_SOURCE DOCUMENT_:
+ + + +

Acacia xanthophloea (Fever tree, Sulfur bark, African thorn tree) is a spiny medium-sized tree, erect, with an open crown that reaches a height of 25 m and a diameter of 60 cm at breast height. It differs from other Acacia species in the color of the bark of its trunk which has a yellowish to greenish color and in its fruits, which are indehiscent linear pods.

The tree, in its natural habitat, sheds its leaves partially during the summer months. It originates in subtropical and tropical areas of eastern Africa, in the area that spreads from Somalia in the north to South Africa. It grows as a planted tree in the southern United States and in Taiwan. In the context of plantings in Israel, it should be noted that it can tolerate moderate frost.

The natural habitat of the fever tree is in areas that are transiently flooded, on riverbanks and in dark alluvial soils at an altitude of up to 2,100 m. In Africa, these places are naturally infested with mosquitoes that carry malaria, which is why the tree was named “fever tree” in English. On this issue, it should be noted that the Zulu tribe in South Africa prepares a drink from the bark of this tree which is used to alleviate malaria symptoms.

+ + + +

_RECORD EXTRACTS_:
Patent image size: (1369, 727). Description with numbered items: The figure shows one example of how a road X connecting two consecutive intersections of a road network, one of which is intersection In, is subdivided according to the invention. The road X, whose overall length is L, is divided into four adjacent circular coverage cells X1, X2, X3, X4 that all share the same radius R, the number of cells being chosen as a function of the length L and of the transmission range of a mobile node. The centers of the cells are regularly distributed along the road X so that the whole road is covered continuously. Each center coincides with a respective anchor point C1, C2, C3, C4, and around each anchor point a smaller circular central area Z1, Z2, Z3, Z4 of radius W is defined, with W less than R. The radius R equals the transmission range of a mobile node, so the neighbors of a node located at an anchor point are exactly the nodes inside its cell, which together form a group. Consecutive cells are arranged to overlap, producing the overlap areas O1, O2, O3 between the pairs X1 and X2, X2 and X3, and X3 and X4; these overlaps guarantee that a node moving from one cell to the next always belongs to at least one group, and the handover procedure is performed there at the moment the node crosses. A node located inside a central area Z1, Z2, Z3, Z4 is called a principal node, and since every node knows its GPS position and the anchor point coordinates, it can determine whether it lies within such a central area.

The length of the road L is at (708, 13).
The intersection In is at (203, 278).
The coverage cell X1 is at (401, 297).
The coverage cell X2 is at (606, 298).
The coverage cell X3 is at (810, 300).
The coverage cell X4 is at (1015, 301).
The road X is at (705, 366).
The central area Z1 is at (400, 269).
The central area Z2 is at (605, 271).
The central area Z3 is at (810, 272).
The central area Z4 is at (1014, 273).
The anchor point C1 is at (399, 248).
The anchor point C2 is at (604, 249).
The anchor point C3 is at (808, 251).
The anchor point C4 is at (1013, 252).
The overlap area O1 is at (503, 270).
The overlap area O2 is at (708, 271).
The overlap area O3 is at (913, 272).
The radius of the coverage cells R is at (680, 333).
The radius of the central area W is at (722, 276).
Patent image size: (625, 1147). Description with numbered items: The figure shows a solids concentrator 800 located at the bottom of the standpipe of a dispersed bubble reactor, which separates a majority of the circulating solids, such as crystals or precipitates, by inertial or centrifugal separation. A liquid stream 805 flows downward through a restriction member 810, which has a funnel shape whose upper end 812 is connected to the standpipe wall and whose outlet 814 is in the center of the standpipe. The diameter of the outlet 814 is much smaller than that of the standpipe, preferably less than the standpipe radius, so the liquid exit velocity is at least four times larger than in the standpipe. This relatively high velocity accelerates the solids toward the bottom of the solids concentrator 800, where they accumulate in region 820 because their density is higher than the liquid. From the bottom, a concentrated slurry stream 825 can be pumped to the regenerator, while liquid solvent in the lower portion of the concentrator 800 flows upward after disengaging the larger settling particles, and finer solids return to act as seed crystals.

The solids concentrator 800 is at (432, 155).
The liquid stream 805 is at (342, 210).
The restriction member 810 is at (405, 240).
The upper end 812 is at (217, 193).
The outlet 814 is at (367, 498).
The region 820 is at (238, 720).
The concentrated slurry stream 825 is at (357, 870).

+ + + +

_EXERCISES_:
a) According to the fever tree text, what does the Zulu tribe in South Africa prepare from the tree's bark?
b) List every common name for Acacia xanthophloea that the fever tree text gives.
Work only from the fever tree text, not the data.

_TASK-BY-TASK OUTPUTS_:
a) A drink that is used to alleviate malaria symptoms.

b) Fever tree, Sulfur bark, African thorn tree